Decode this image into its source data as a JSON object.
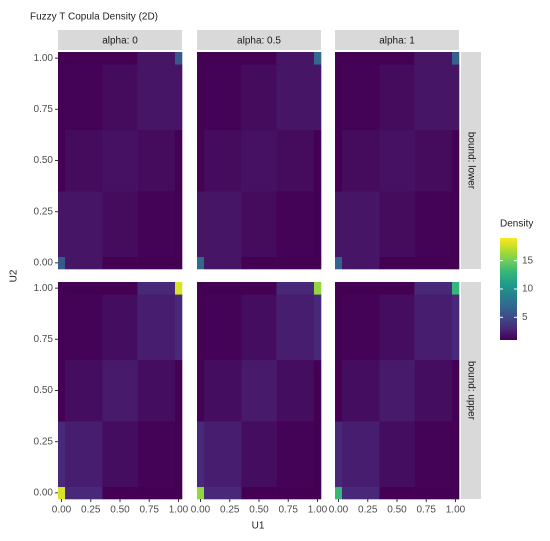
{
  "chart_data": {
    "type": "heatmap",
    "title": "Fuzzy T Copula Density (2D)",
    "x_label": "U1",
    "y_label": "U2",
    "facet_cols": [
      "alpha: 0",
      "alpha: 0.5",
      "alpha: 1"
    ],
    "facet_rows": [
      "bound: lower",
      "bound: upper"
    ],
    "x_bins": [
      -0.03,
      0.03,
      0.35,
      0.65,
      0.97,
      1.03
    ],
    "y_bins": [
      -0.03,
      0.03,
      0.35,
      0.65,
      0.97,
      1.03
    ],
    "xlim": [
      -0.03,
      1.03
    ],
    "ylim": [
      -0.03,
      1.03
    ],
    "xticks": [
      {
        "value": 0,
        "label": "0.00"
      },
      {
        "value": 0.25,
        "label": "0.25"
      },
      {
        "value": 0.5,
        "label": "0.50"
      },
      {
        "value": 0.75,
        "label": "0.75"
      },
      {
        "value": 1,
        "label": "1.00"
      }
    ],
    "yticks": [
      {
        "value": 0,
        "label": "0.00"
      },
      {
        "value": 0.25,
        "label": "0.25"
      },
      {
        "value": 0.5,
        "label": "0.50"
      },
      {
        "value": 0.75,
        "label": "0.75"
      },
      {
        "value": 1,
        "label": "1.00"
      }
    ],
    "colormap": "viridis",
    "legend_title": "Density",
    "clim": [
      1,
      19
    ],
    "cticks": [
      5,
      10,
      15
    ],
    "panels": [
      [
        [
          [
            6,
            2,
            1,
            1,
            1
          ],
          [
            2,
            2,
            1.5,
            1.1,
            1
          ],
          [
            1,
            1.5,
            1.8,
            1.5,
            1
          ],
          [
            1,
            1.1,
            1.5,
            2,
            2
          ],
          [
            1,
            1,
            1,
            2,
            6
          ]
        ],
        [
          [
            7,
            2,
            1,
            1,
            1
          ],
          [
            2,
            2,
            1.5,
            1.1,
            1
          ],
          [
            1,
            1.5,
            1.8,
            1.5,
            1
          ],
          [
            1,
            1.1,
            1.5,
            2,
            2
          ],
          [
            1,
            1,
            1,
            2,
            7
          ]
        ],
        [
          [
            6.5,
            2,
            1,
            1,
            1
          ],
          [
            2,
            2,
            1.5,
            1.1,
            1
          ],
          [
            1,
            1.5,
            1.8,
            1.5,
            1
          ],
          [
            1,
            1.1,
            1.5,
            2,
            2
          ],
          [
            1,
            1,
            1,
            2,
            6.5
          ]
        ]
      ],
      [
        [
          [
            18,
            3,
            1,
            1,
            1
          ],
          [
            3,
            2.5,
            1.6,
            1.1,
            1
          ],
          [
            1,
            1.6,
            2.3,
            1.6,
            1
          ],
          [
            1,
            1.1,
            1.6,
            2.5,
            3
          ],
          [
            1,
            1,
            1,
            3,
            18
          ]
        ],
        [
          [
            16,
            3,
            1,
            1,
            1
          ],
          [
            3,
            2.5,
            1.6,
            1.1,
            1
          ],
          [
            1,
            1.6,
            2.3,
            1.6,
            1
          ],
          [
            1,
            1.1,
            1.6,
            2.5,
            3
          ],
          [
            1,
            1,
            1,
            3,
            16
          ]
        ],
        [
          [
            13,
            3,
            1,
            1,
            1
          ],
          [
            3,
            2.5,
            1.6,
            1.1,
            1
          ],
          [
            1,
            1.6,
            2.3,
            1.6,
            1
          ],
          [
            1,
            1.1,
            1.6,
            2.5,
            3
          ],
          [
            1,
            1,
            1,
            3,
            13
          ]
        ]
      ]
    ]
  }
}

════════

Written problem: Every line should be retyped exactly, with the pictures omitted.

Solution below:
Decode this image into its source data as a JSON object.
{
  "chart_data": {
    "type": "heatmap",
    "title": "Fuzzy T Copula Density (2D)",
    "x_label": "U1",
    "y_label": "U2",
    "facet_cols": [
      "alpha: 0",
      "alpha: 0.5",
      "alpha: 1"
    ],
    "facet_rows": [
      "bound: lower",
      "bound: upper"
    ],
    "x_bins": [
      -0.03,
      0.03,
      0.35,
      0.65,
      0.97,
      1.03
    ],
    "y_bins": [
      -0.03,
      0.03,
      0.35,
      0.65,
      0.97,
      1.03
    ],
    "xlim": [
      -0.03,
      1.03
    ],
    "ylim": [
      -0.03,
      1.03
    ],
    "xticks": [
      {
        "value": 0,
        "label": "0.00"
      },
      {
        "value": 0.25,
        "label": "0.25"
      },
      {
        "value": 0.5,
        "label": "0.50"
      },
      {
        "value": 0.75,
        "label": "0.75"
      },
      {
        "value": 1,
        "label": "1.00"
      }
    ],
    "yticks": [
      {
        "value": 0,
        "label": "0.00"
      },
      {
        "value": 0.25,
        "label": "0.25"
      },
      {
        "value": 0.5,
        "label": "0.50"
      },
      {
        "value": 0.75,
        "label": "0.75"
      },
      {
        "value": 1,
        "label": "1.00"
      }
    ],
    "colormap": "viridis",
    "legend_title": "Density",
    "clim": [
      1,
      19
    ],
    "cticks": [
      5,
      10,
      15
    ],
    "panels": [
      [
        [
          [
            6,
            2,
            1,
            1,
            1
          ],
          [
            2,
            2,
            1.5,
            1.1,
            1
          ],
          [
            1,
            1.5,
            1.8,
            1.5,
            1
          ],
          [
            1,
            1.1,
            1.5,
            2,
            2
          ],
          [
            1,
            1,
            1,
            2,
            6
          ]
        ],
        [
          [
            7,
            2,
            1,
            1,
            1
          ],
          [
            2,
            2,
            1.5,
            1.1,
            1
          ],
          [
            1,
            1.5,
            1.8,
            1.5,
            1
          ],
          [
            1,
            1.1,
            1.5,
            2,
            2
          ],
          [
            1,
            1,
            1,
            2,
            7
          ]
        ],
        [
          [
            6.5,
            2,
            1,
            1,
            1
          ],
          [
            2,
            2,
            1.5,
            1.1,
            1
          ],
          [
            1,
            1.5,
            1.8,
            1.5,
            1
          ],
          [
            1,
            1.1,
            1.5,
            2,
            2
          ],
          [
            1,
            1,
            1,
            2,
            6.5
          ]
        ]
      ],
      [
        [
          [
            18,
            3,
            1,
            1,
            1
          ],
          [
            3,
            2.5,
            1.6,
            1.1,
            1
          ],
          [
            1,
            1.6,
            2.3,
            1.6,
            1
          ],
          [
            1,
            1.1,
            1.6,
            2.5,
            3
          ],
          [
            1,
            1,
            1,
            3,
            18
          ]
        ],
        [
          [
            16,
            3,
            1,
            1,
            1
          ],
          [
            3,
            2.5,
            1.6,
            1.1,
            1
          ],
          [
            1,
            1.6,
            2.3,
            1.6,
            1
          ],
          [
            1,
            1.1,
            1.6,
            2.5,
            3
          ],
          [
            1,
            1,
            1,
            3,
            16
          ]
        ],
        [
          [
            13,
            3,
            1,
            1,
            1
          ],
          [
            3,
            2.5,
            1.6,
            1.1,
            1
          ],
          [
            1,
            1.6,
            2.3,
            1.6,
            1
          ],
          [
            1,
            1.1,
            1.6,
            2.5,
            3
          ],
          [
            1,
            1,
            1,
            3,
            13
          ]
        ]
      ]
    ]
  }
}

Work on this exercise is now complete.